▶ _SET TASK_: The listing below should be printed exactly, every line of it. Skip the pictures.

-- Start SOURCE MATERIAL --

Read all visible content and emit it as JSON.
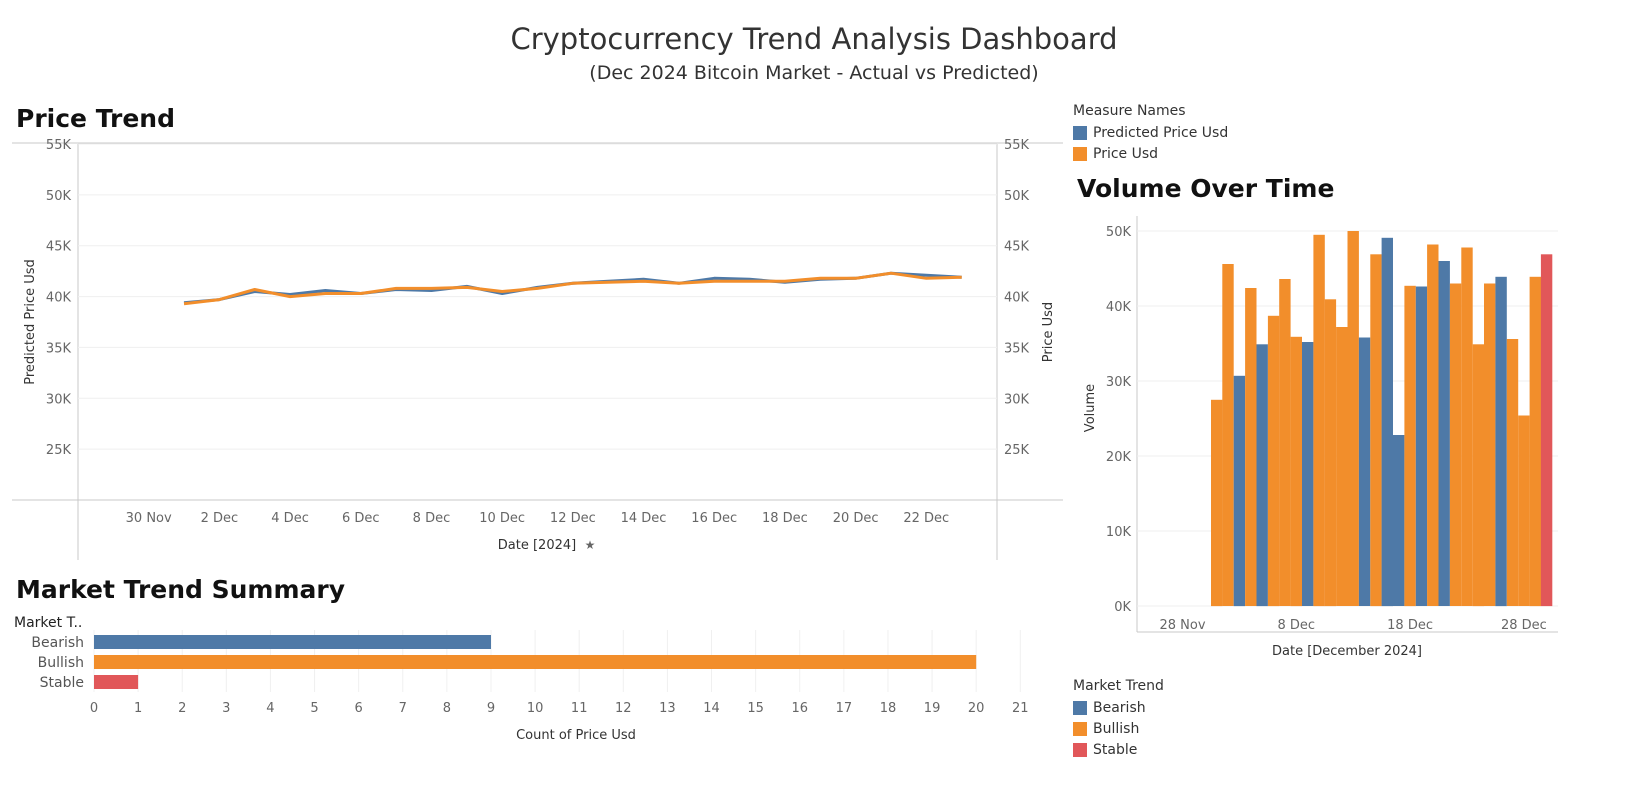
{
  "dashboard": {
    "title": "Cryptocurrency Trend Analysis Dashboard",
    "subtitle": "(Dec 2024 Bitcoin Market - Actual vs Predicted)"
  },
  "colors": {
    "blue": "#4e79a7",
    "orange": "#f28e2b",
    "red": "#e15759"
  },
  "legend_measures": {
    "title": "Measure Names",
    "items": [
      {
        "label": "Predicted Price Usd",
        "color": "#4e79a7"
      },
      {
        "label": "Price Usd",
        "color": "#f28e2b"
      }
    ]
  },
  "legend_trend": {
    "title": "Market Trend",
    "items": [
      {
        "label": "Bearish",
        "color": "#4e79a7"
      },
      {
        "label": "Bullish",
        "color": "#f28e2b"
      },
      {
        "label": "Stable",
        "color": "#e15759"
      }
    ]
  },
  "chart_data": [
    {
      "id": "price",
      "type": "line",
      "title": "Price Trend",
      "xlabel": "Date [2024]",
      "ylabel_left": "Predicted Price Usd",
      "ylabel_right": "Price Usd",
      "ylim": [
        20000,
        55000
      ],
      "yticks": [
        25000,
        30000,
        35000,
        40000,
        45000,
        50000,
        55000
      ],
      "ytick_labels": [
        "25K",
        "30K",
        "35K",
        "40K",
        "45K",
        "50K",
        "55K"
      ],
      "xlim": [
        "2024-11-28",
        "2024-12-24"
      ],
      "xticks": [
        "2024-11-30",
        "2024-12-02",
        "2024-12-04",
        "2024-12-06",
        "2024-12-08",
        "2024-12-10",
        "2024-12-12",
        "2024-12-14",
        "2024-12-16",
        "2024-12-18",
        "2024-12-20",
        "2024-12-22"
      ],
      "xtick_labels": [
        "30 Nov",
        "2 Dec",
        "4 Dec",
        "6 Dec",
        "8 Dec",
        "10 Dec",
        "12 Dec",
        "14 Dec",
        "16 Dec",
        "18 Dec",
        "20 Dec",
        "22 Dec"
      ],
      "x": [
        "2024-12-01",
        "2024-12-02",
        "2024-12-03",
        "2024-12-04",
        "2024-12-05",
        "2024-12-06",
        "2024-12-07",
        "2024-12-08",
        "2024-12-09",
        "2024-12-10",
        "2024-12-11",
        "2024-12-12",
        "2024-12-13",
        "2024-12-14",
        "2024-12-15",
        "2024-12-16",
        "2024-12-17",
        "2024-12-18",
        "2024-12-19",
        "2024-12-20",
        "2024-12-21",
        "2024-12-22",
        "2024-12-23"
      ],
      "series": [
        {
          "name": "Predicted Price Usd",
          "color": "#4e79a7",
          "values": [
            39400,
            39700,
            40500,
            40200,
            40600,
            40300,
            40700,
            40600,
            41000,
            40300,
            40900,
            41300,
            41500,
            41700,
            41300,
            41800,
            41700,
            41400,
            41700,
            41800,
            42300,
            42100,
            41900
          ]
        },
        {
          "name": "Price Usd",
          "color": "#f28e2b",
          "values": [
            39300,
            39700,
            40700,
            40000,
            40300,
            40300,
            40800,
            40800,
            40900,
            40500,
            40800,
            41300,
            41400,
            41500,
            41300,
            41500,
            41500,
            41500,
            41800,
            41800,
            42300,
            41800,
            41900
          ]
        }
      ]
    },
    {
      "id": "volume",
      "type": "bar",
      "title": "Volume Over Time",
      "xlabel": "Date [December 2024]",
      "ylabel": "Volume",
      "ylim": [
        0,
        52000
      ],
      "yticks": [
        0,
        10000,
        20000,
        30000,
        40000,
        50000
      ],
      "ytick_labels": [
        "0K",
        "10K",
        "20K",
        "30K",
        "40K",
        "50K"
      ],
      "xlim": [
        "2024-11-24",
        "2024-12-31"
      ],
      "xticks": [
        "2024-11-28",
        "2024-12-08",
        "2024-12-18",
        "2024-12-28"
      ],
      "xtick_labels": [
        "28 Nov",
        "8 Dec",
        "18 Dec",
        "28 Dec"
      ],
      "x": [
        "2024-12-01",
        "2024-12-02",
        "2024-12-03",
        "2024-12-04",
        "2024-12-05",
        "2024-12-06",
        "2024-12-07",
        "2024-12-08",
        "2024-12-09",
        "2024-12-10",
        "2024-12-11",
        "2024-12-12",
        "2024-12-13",
        "2024-12-14",
        "2024-12-15",
        "2024-12-16",
        "2024-12-17",
        "2024-12-18",
        "2024-12-19",
        "2024-12-20",
        "2024-12-21",
        "2024-12-22",
        "2024-12-23",
        "2024-12-24",
        "2024-12-25",
        "2024-12-26",
        "2024-12-27",
        "2024-12-28",
        "2024-12-29",
        "2024-12-30"
      ],
      "values": [
        27500,
        45600,
        30700,
        42400,
        34900,
        38700,
        43600,
        35900,
        35200,
        49500,
        40900,
        37200,
        50000,
        35800,
        46900,
        49100,
        22800,
        42700,
        42600,
        48200,
        46000,
        43000,
        47800,
        34900,
        43000,
        43900,
        35600,
        25400,
        43900,
        46900
      ],
      "trend": [
        "Bullish",
        "Bullish",
        "Bearish",
        "Bullish",
        "Bearish",
        "Bullish",
        "Bullish",
        "Bullish",
        "Bearish",
        "Bullish",
        "Bullish",
        "Bullish",
        "Bullish",
        "Bearish",
        "Bullish",
        "Bearish",
        "Bearish",
        "Bullish",
        "Bearish",
        "Bullish",
        "Bearish",
        "Bullish",
        "Bullish",
        "Bullish",
        "Bullish",
        "Bearish",
        "Bullish",
        "Bullish",
        "Bullish",
        "Stable"
      ]
    },
    {
      "id": "summary",
      "type": "bar",
      "orientation": "horizontal",
      "title": "Market Trend Summary",
      "row_header": "Market T..",
      "xlabel": "Count of Price Usd",
      "xlim": [
        0,
        21
      ],
      "xticks": [
        0,
        1,
        2,
        3,
        4,
        5,
        6,
        7,
        8,
        9,
        10,
        11,
        12,
        13,
        14,
        15,
        16,
        17,
        18,
        19,
        20,
        21
      ],
      "categories": [
        "Bearish",
        "Bullish",
        "Stable"
      ],
      "values": [
        9,
        20,
        1
      ],
      "colors": [
        "#4e79a7",
        "#f28e2b",
        "#e15759"
      ]
    }
  ]
}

-- End SOURCE MATERIAL --

▶ _RESULT OF THIS EXERCISE_:
Read all visible content and emit it as JSON.
{
  "dashboard": {
    "title": "Cryptocurrency Trend Analysis Dashboard",
    "subtitle": "(Dec 2024 Bitcoin Market - Actual vs Predicted)"
  },
  "colors": {
    "blue": "#4e79a7",
    "orange": "#f28e2b",
    "red": "#e15759"
  },
  "legend_measures": {
    "title": "Measure Names",
    "items": [
      {
        "label": "Predicted Price Usd",
        "color": "#4e79a7"
      },
      {
        "label": "Price Usd",
        "color": "#f28e2b"
      }
    ]
  },
  "legend_trend": {
    "title": "Market Trend",
    "items": [
      {
        "label": "Bearish",
        "color": "#4e79a7"
      },
      {
        "label": "Bullish",
        "color": "#f28e2b"
      },
      {
        "label": "Stable",
        "color": "#e15759"
      }
    ]
  },
  "chart_data": [
    {
      "id": "price",
      "type": "line",
      "title": "Price Trend",
      "xlabel": "Date [2024]",
      "ylabel_left": "Predicted Price Usd",
      "ylabel_right": "Price Usd",
      "ylim": [
        20000,
        55000
      ],
      "yticks": [
        25000,
        30000,
        35000,
        40000,
        45000,
        50000,
        55000
      ],
      "ytick_labels": [
        "25K",
        "30K",
        "35K",
        "40K",
        "45K",
        "50K",
        "55K"
      ],
      "xlim": [
        "2024-11-28",
        "2024-12-24"
      ],
      "xticks": [
        "2024-11-30",
        "2024-12-02",
        "2024-12-04",
        "2024-12-06",
        "2024-12-08",
        "2024-12-10",
        "2024-12-12",
        "2024-12-14",
        "2024-12-16",
        "2024-12-18",
        "2024-12-20",
        "2024-12-22"
      ],
      "xtick_labels": [
        "30 Nov",
        "2 Dec",
        "4 Dec",
        "6 Dec",
        "8 Dec",
        "10 Dec",
        "12 Dec",
        "14 Dec",
        "16 Dec",
        "18 Dec",
        "20 Dec",
        "22 Dec"
      ],
      "x": [
        "2024-12-01",
        "2024-12-02",
        "2024-12-03",
        "2024-12-04",
        "2024-12-05",
        "2024-12-06",
        "2024-12-07",
        "2024-12-08",
        "2024-12-09",
        "2024-12-10",
        "2024-12-11",
        "2024-12-12",
        "2024-12-13",
        "2024-12-14",
        "2024-12-15",
        "2024-12-16",
        "2024-12-17",
        "2024-12-18",
        "2024-12-19",
        "2024-12-20",
        "2024-12-21",
        "2024-12-22",
        "2024-12-23"
      ],
      "series": [
        {
          "name": "Predicted Price Usd",
          "color": "#4e79a7",
          "values": [
            39400,
            39700,
            40500,
            40200,
            40600,
            40300,
            40700,
            40600,
            41000,
            40300,
            40900,
            41300,
            41500,
            41700,
            41300,
            41800,
            41700,
            41400,
            41700,
            41800,
            42300,
            42100,
            41900
          ]
        },
        {
          "name": "Price Usd",
          "color": "#f28e2b",
          "values": [
            39300,
            39700,
            40700,
            40000,
            40300,
            40300,
            40800,
            40800,
            40900,
            40500,
            40800,
            41300,
            41400,
            41500,
            41300,
            41500,
            41500,
            41500,
            41800,
            41800,
            42300,
            41800,
            41900
          ]
        }
      ]
    },
    {
      "id": "volume",
      "type": "bar",
      "title": "Volume Over Time",
      "xlabel": "Date [December 2024]",
      "ylabel": "Volume",
      "ylim": [
        0,
        52000
      ],
      "yticks": [
        0,
        10000,
        20000,
        30000,
        40000,
        50000
      ],
      "ytick_labels": [
        "0K",
        "10K",
        "20K",
        "30K",
        "40K",
        "50K"
      ],
      "xlim": [
        "2024-11-24",
        "2024-12-31"
      ],
      "xticks": [
        "2024-11-28",
        "2024-12-08",
        "2024-12-18",
        "2024-12-28"
      ],
      "xtick_labels": [
        "28 Nov",
        "8 Dec",
        "18 Dec",
        "28 Dec"
      ],
      "x": [
        "2024-12-01",
        "2024-12-02",
        "2024-12-03",
        "2024-12-04",
        "2024-12-05",
        "2024-12-06",
        "2024-12-07",
        "2024-12-08",
        "2024-12-09",
        "2024-12-10",
        "2024-12-11",
        "2024-12-12",
        "2024-12-13",
        "2024-12-14",
        "2024-12-15",
        "2024-12-16",
        "2024-12-17",
        "2024-12-18",
        "2024-12-19",
        "2024-12-20",
        "2024-12-21",
        "2024-12-22",
        "2024-12-23",
        "2024-12-24",
        "2024-12-25",
        "2024-12-26",
        "2024-12-27",
        "2024-12-28",
        "2024-12-29",
        "2024-12-30"
      ],
      "values": [
        27500,
        45600,
        30700,
        42400,
        34900,
        38700,
        43600,
        35900,
        35200,
        49500,
        40900,
        37200,
        50000,
        35800,
        46900,
        49100,
        22800,
        42700,
        42600,
        48200,
        46000,
        43000,
        47800,
        34900,
        43000,
        43900,
        35600,
        25400,
        43900,
        46900
      ],
      "trend": [
        "Bullish",
        "Bullish",
        "Bearish",
        "Bullish",
        "Bearish",
        "Bullish",
        "Bullish",
        "Bullish",
        "Bearish",
        "Bullish",
        "Bullish",
        "Bullish",
        "Bullish",
        "Bearish",
        "Bullish",
        "Bearish",
        "Bearish",
        "Bullish",
        "Bearish",
        "Bullish",
        "Bearish",
        "Bullish",
        "Bullish",
        "Bullish",
        "Bullish",
        "Bearish",
        "Bullish",
        "Bullish",
        "Bullish",
        "Stable"
      ]
    },
    {
      "id": "summary",
      "type": "bar",
      "orientation": "horizontal",
      "title": "Market Trend Summary",
      "row_header": "Market T..",
      "xlabel": "Count of Price Usd",
      "xlim": [
        0,
        21
      ],
      "xticks": [
        0,
        1,
        2,
        3,
        4,
        5,
        6,
        7,
        8,
        9,
        10,
        11,
        12,
        13,
        14,
        15,
        16,
        17,
        18,
        19,
        20,
        21
      ],
      "categories": [
        "Bearish",
        "Bullish",
        "Stable"
      ],
      "values": [
        9,
        20,
        1
      ],
      "colors": [
        "#4e79a7",
        "#f28e2b",
        "#e15759"
      ]
    }
  ]
}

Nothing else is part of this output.